*** Information given

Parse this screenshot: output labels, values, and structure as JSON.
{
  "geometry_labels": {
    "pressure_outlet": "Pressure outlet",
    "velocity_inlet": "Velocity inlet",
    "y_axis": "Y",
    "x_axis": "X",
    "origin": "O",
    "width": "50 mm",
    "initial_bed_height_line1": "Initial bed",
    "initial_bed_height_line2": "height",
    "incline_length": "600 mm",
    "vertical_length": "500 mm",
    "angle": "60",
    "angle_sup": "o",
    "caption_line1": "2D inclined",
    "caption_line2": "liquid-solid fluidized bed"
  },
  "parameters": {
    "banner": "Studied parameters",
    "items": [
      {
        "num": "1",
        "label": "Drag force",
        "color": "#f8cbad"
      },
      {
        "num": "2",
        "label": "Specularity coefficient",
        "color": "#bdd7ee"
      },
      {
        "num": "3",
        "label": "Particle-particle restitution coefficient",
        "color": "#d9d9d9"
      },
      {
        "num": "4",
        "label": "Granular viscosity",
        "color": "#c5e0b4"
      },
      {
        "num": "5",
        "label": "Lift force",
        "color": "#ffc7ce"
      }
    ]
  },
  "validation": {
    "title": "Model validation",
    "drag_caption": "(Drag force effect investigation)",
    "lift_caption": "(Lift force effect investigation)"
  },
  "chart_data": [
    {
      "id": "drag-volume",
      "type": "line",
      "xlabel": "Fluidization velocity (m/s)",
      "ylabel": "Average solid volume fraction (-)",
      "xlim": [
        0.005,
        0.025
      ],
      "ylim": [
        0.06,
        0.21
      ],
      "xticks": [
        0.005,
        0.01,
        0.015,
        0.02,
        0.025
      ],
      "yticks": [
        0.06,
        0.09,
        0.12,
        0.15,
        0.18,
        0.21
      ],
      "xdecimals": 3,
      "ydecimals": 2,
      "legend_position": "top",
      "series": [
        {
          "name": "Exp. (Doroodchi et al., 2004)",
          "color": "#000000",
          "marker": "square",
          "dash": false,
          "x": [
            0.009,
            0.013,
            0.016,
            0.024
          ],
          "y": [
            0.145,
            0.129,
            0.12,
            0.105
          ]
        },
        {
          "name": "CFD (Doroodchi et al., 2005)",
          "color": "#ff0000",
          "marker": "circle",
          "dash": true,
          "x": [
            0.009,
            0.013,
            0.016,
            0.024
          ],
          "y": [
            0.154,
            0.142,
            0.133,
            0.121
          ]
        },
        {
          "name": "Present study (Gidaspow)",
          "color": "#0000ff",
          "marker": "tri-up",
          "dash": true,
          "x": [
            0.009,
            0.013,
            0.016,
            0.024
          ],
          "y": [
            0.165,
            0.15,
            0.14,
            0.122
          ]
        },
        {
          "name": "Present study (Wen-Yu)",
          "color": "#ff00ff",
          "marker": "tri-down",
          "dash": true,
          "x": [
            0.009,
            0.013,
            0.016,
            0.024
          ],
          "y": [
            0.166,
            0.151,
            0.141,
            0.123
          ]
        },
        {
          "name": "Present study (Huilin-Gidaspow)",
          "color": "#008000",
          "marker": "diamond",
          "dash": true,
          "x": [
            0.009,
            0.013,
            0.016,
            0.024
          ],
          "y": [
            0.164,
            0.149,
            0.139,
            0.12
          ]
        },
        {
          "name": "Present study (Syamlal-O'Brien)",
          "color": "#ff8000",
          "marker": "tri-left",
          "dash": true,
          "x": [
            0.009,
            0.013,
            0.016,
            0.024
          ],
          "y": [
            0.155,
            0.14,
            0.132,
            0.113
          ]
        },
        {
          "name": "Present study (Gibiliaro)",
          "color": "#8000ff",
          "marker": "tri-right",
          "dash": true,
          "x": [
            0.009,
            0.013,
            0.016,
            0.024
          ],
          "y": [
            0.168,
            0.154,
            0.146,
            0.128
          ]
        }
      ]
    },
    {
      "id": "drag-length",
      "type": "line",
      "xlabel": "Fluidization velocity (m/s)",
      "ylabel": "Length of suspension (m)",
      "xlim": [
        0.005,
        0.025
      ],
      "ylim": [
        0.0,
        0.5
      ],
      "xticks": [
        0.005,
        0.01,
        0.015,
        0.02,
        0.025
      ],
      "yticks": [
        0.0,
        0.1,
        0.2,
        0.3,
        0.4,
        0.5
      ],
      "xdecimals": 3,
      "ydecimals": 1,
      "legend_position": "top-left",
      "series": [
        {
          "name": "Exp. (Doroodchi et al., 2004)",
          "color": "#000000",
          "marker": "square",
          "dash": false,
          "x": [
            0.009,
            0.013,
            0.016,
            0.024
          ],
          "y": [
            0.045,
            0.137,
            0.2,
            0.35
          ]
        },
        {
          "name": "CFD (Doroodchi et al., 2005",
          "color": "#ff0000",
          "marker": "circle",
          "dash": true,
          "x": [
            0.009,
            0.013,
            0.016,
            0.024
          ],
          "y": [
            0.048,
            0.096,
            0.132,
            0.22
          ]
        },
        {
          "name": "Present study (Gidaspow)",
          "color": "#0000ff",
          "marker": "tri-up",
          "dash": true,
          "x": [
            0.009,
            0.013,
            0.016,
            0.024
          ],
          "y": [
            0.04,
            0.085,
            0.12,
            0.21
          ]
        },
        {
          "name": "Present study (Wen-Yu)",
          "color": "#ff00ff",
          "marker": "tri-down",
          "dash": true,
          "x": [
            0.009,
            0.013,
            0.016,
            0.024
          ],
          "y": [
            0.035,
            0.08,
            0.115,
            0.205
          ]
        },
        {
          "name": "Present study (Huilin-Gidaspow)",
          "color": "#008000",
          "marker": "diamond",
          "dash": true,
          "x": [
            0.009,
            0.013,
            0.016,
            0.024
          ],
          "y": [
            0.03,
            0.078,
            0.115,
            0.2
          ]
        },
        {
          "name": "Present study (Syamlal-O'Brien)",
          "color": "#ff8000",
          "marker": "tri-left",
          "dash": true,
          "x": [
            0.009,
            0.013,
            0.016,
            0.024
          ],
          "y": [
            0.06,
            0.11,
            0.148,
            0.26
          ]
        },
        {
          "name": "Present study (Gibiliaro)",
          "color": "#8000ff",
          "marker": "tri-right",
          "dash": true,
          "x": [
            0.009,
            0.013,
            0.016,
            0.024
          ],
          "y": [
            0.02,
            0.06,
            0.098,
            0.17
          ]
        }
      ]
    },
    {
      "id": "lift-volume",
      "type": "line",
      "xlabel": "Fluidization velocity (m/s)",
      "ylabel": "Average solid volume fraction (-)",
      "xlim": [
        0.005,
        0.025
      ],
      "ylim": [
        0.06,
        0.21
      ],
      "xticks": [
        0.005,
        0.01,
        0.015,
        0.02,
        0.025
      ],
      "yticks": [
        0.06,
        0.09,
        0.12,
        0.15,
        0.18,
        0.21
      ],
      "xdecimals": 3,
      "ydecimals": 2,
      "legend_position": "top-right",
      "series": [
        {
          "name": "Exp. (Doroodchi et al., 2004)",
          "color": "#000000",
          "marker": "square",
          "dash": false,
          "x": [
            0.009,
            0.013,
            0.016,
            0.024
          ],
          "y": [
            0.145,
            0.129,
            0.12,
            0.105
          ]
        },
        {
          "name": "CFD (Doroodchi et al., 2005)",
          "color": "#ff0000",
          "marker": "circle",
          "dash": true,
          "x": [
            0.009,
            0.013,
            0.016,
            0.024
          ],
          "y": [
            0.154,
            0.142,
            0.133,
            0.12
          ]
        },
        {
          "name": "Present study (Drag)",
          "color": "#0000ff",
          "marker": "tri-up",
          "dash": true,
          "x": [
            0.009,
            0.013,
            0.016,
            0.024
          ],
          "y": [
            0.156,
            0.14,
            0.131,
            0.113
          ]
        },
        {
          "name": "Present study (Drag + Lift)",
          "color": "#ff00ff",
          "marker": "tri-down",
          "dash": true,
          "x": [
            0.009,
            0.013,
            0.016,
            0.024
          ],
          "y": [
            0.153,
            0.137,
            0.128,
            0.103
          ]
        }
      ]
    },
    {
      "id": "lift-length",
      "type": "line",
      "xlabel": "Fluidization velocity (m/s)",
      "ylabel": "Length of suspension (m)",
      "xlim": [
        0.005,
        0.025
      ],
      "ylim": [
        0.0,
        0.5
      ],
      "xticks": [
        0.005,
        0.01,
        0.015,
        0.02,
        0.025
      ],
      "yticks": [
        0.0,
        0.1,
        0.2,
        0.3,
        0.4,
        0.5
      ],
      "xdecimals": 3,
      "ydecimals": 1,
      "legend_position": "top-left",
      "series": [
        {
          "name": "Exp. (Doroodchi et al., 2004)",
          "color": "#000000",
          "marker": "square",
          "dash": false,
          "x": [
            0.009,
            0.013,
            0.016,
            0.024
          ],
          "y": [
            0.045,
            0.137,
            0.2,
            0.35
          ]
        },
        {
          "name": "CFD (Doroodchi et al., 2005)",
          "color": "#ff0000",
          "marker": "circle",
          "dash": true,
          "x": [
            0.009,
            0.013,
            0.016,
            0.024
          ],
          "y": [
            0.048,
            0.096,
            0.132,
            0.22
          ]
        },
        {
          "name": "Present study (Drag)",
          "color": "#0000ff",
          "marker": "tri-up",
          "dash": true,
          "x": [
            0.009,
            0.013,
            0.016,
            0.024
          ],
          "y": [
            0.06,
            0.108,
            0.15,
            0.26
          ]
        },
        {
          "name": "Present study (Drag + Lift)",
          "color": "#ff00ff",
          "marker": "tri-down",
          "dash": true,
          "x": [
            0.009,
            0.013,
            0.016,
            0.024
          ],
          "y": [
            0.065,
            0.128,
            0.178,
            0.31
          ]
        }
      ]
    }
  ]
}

******

Aim: Pull out every line of the records that includes the string "force".

Complete answer:
        "label": "Drag force",
        "label": "Lift force",
    "drag_caption": "(Drag force effect investigation)",
    "lift_caption": "(Lift force effect investigation)"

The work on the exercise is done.